■ **Instruction**:
Find each line with "this" and copy it.

■ **Dataset extract**:
══════════════════════════════

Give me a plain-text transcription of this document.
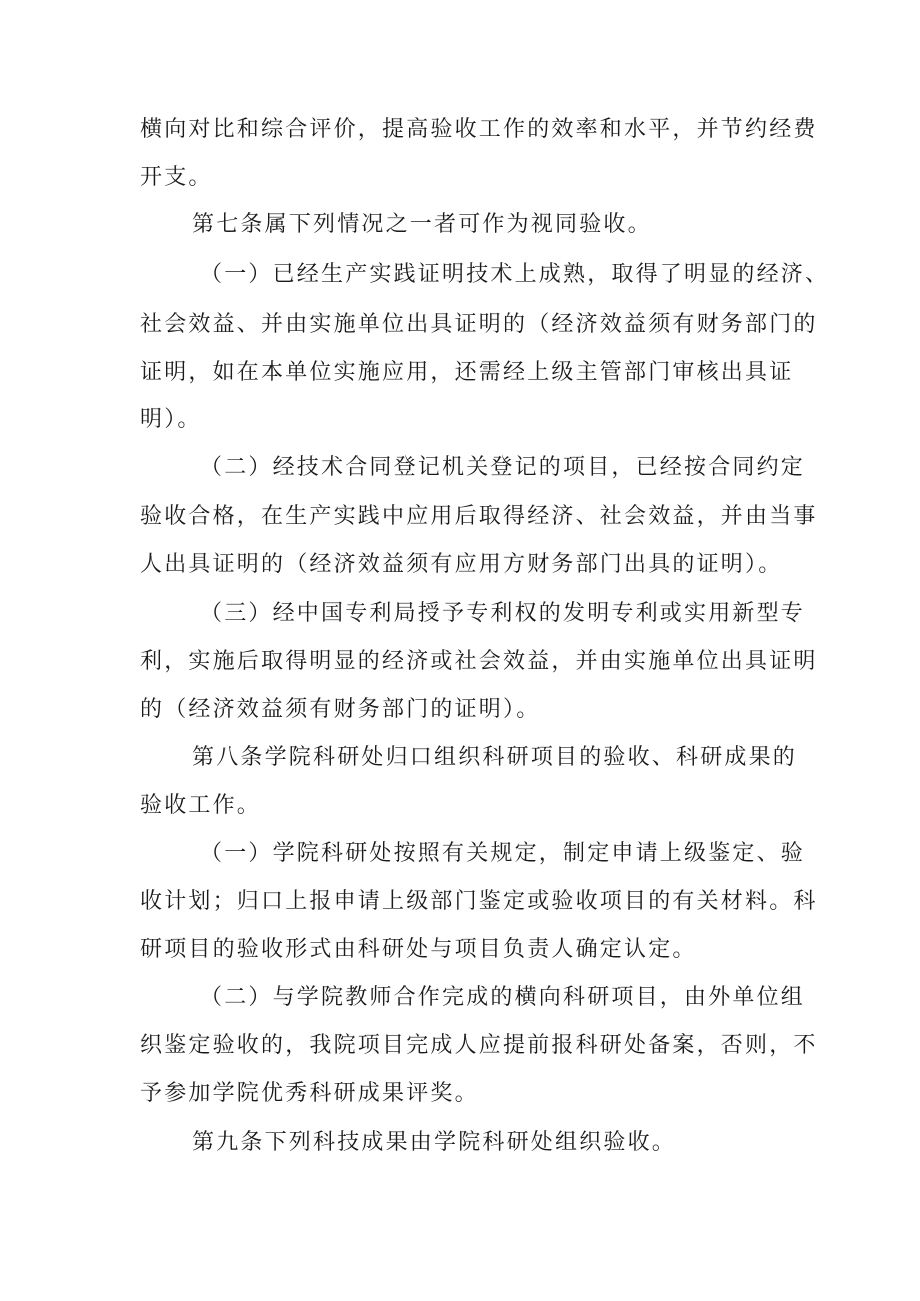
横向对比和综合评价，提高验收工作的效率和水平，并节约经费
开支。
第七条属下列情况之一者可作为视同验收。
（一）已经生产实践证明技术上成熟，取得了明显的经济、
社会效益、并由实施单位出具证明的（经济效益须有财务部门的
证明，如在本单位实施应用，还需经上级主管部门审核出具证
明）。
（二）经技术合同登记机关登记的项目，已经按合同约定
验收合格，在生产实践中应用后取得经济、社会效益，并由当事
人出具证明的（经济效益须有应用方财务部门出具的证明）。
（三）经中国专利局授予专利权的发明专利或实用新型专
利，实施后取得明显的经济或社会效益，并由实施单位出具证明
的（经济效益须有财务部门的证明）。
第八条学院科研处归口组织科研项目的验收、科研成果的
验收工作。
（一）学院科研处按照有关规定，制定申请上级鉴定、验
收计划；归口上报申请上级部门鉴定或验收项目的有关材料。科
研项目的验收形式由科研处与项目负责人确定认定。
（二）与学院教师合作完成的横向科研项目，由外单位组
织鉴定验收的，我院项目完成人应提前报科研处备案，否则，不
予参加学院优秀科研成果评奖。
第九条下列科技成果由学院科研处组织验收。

══════════════════════════════

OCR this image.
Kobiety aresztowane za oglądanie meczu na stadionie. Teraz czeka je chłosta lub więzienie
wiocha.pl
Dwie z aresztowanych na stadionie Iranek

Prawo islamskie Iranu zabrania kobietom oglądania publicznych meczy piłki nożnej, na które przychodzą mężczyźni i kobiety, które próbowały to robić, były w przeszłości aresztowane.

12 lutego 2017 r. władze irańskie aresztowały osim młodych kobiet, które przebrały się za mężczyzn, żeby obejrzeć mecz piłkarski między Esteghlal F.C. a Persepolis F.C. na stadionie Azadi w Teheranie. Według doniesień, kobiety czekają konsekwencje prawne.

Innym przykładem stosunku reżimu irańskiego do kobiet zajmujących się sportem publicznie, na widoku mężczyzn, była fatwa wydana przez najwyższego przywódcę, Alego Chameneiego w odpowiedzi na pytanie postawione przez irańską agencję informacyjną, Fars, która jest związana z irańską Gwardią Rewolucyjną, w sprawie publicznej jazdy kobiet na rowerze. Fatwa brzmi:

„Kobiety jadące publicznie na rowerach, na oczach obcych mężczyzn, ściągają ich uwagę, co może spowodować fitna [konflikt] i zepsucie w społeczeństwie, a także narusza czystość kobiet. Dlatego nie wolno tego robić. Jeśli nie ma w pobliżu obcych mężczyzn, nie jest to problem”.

══════════════════════════════

■ **The reply**:
Give me a plain-text transcription of this document.
OCR this image.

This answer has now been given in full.